### Required task
Turn the lines starting at the one containing "Patent image size: (1084, 363)." and ending at the one containing "The coil 3 is at (419, 205)." into a two-column CSV with the headers text and answer, one row per pair. Put each value in a single quoted field, replacing line breaks with spaces.
• • • •
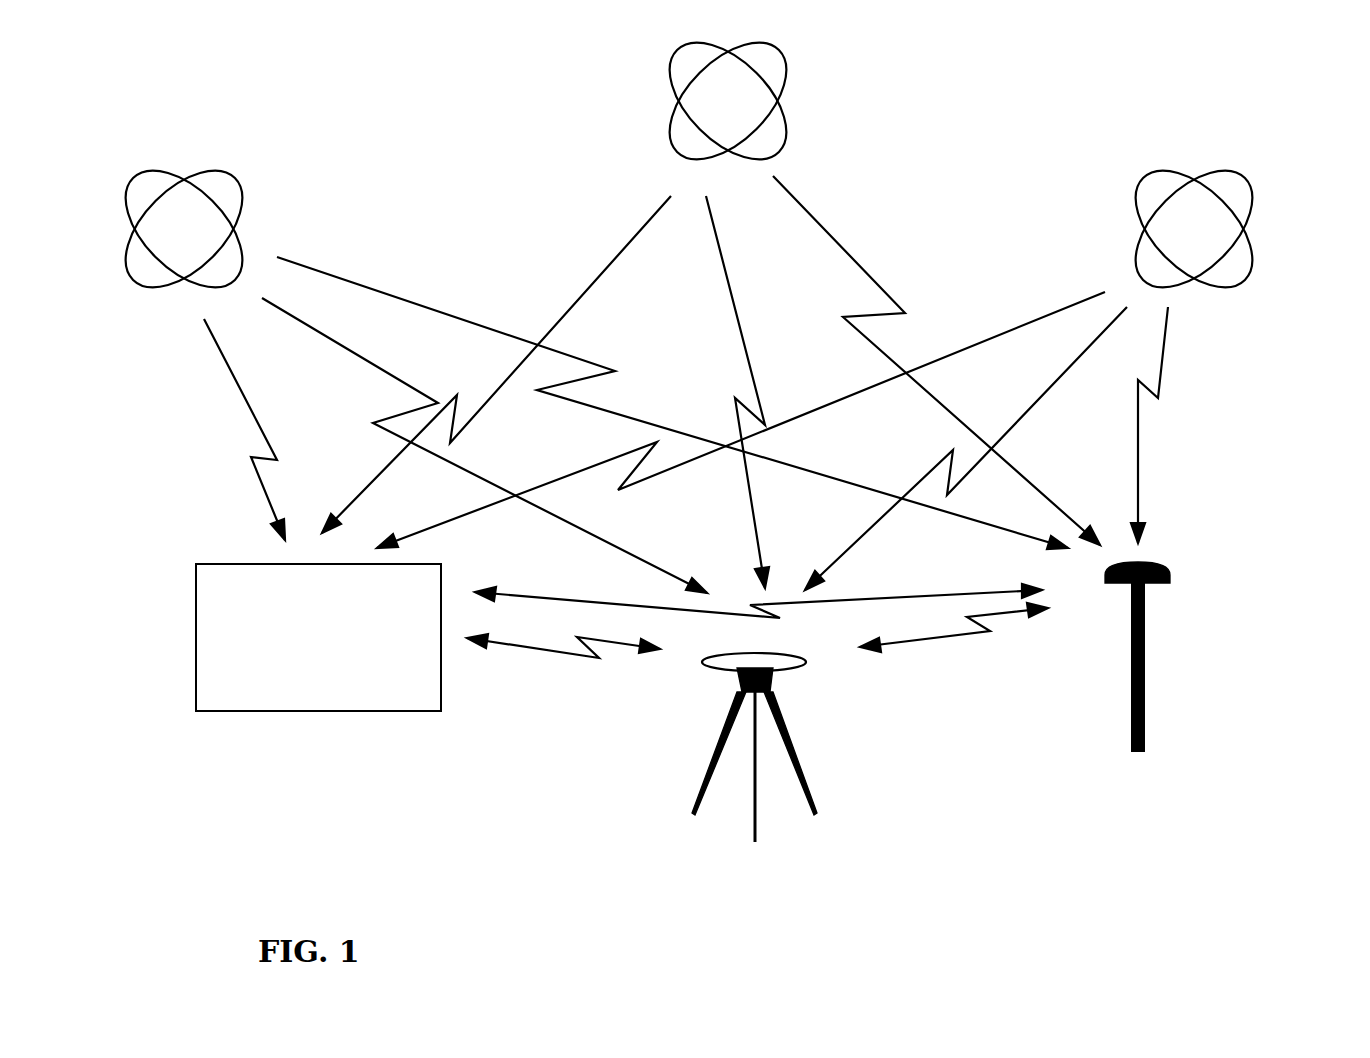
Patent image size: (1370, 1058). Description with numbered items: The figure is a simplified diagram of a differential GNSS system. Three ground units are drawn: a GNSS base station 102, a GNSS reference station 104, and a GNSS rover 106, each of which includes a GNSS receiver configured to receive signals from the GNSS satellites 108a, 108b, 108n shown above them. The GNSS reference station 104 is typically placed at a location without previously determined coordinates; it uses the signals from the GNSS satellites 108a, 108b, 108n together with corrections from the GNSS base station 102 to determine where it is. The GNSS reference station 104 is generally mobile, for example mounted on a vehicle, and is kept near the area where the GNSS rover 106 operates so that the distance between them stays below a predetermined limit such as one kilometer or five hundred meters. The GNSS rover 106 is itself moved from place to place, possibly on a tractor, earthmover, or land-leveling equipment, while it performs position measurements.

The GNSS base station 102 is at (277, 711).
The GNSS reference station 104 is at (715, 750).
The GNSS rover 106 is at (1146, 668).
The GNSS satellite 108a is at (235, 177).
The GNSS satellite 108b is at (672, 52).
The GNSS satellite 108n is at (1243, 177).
• • • •
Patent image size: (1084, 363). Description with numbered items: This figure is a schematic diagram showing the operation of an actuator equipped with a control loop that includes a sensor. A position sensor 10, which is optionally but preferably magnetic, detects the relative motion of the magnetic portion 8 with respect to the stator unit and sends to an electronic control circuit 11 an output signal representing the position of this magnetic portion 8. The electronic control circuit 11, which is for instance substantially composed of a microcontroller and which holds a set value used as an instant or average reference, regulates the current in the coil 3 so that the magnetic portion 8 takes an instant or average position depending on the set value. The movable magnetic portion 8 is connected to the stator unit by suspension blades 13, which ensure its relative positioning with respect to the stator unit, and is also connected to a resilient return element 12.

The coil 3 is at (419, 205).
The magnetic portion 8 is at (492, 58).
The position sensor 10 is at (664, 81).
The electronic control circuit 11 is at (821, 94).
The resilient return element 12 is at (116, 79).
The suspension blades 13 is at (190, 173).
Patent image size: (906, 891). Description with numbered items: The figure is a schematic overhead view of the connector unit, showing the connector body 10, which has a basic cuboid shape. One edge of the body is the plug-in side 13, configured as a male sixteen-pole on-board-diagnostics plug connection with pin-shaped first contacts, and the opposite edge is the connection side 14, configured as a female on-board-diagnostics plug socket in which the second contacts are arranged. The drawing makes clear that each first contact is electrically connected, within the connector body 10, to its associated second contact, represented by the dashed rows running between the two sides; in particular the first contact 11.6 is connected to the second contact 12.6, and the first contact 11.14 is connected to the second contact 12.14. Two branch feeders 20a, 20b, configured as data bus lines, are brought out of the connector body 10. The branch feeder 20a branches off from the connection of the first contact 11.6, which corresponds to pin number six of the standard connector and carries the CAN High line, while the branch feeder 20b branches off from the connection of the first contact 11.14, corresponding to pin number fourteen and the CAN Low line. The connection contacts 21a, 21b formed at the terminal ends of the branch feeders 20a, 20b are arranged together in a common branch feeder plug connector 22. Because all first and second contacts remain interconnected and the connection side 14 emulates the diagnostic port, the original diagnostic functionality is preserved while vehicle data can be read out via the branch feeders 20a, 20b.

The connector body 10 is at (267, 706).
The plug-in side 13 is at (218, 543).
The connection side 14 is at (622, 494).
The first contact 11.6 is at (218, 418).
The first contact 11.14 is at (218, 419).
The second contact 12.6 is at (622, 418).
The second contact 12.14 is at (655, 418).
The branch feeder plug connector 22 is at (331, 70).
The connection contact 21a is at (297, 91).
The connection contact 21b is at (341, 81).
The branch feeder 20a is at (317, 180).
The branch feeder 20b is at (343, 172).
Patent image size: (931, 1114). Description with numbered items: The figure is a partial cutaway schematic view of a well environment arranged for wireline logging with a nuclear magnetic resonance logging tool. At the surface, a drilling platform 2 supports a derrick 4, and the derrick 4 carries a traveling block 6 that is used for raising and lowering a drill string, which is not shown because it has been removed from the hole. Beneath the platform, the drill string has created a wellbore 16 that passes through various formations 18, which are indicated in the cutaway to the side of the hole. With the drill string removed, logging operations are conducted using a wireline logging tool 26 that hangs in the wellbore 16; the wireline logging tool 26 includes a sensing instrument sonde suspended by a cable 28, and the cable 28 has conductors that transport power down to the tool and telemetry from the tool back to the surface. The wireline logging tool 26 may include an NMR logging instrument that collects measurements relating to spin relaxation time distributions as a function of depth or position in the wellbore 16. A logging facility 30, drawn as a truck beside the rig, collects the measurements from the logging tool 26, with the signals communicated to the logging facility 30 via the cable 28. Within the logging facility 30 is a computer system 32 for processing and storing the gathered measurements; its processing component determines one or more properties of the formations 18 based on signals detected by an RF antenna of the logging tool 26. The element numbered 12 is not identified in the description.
• • • •
### Answer to this exercise
text,answer
"Patent image size: (1084, 363). Description with numbered items: This figure is a schematic diagram showing the operation of an actuator equipped with a control loop that includes a sensor. A position sensor 10, which is optionally but preferably magnetic, detects the relative motion of the magnetic portion 8 with respect to the stator unit and sends to an electronic control circuit 11 an output signal representing the position of this magnetic portion 8. The electronic control circuit 11, which is for instance substantially composed of a microcontroller and which holds a set value used as an instant or average reference, regulates the current in the coil 3 so that the magnetic portion 8 takes an instant or average position depending on the set value. The movable magnetic portion 8 is connected to the stator unit by suspension blades 13, which ensure its relative positioning with respect to the stator unit, and is also connected to a resilient return element 12.","The coil 3 is at (419, 205)."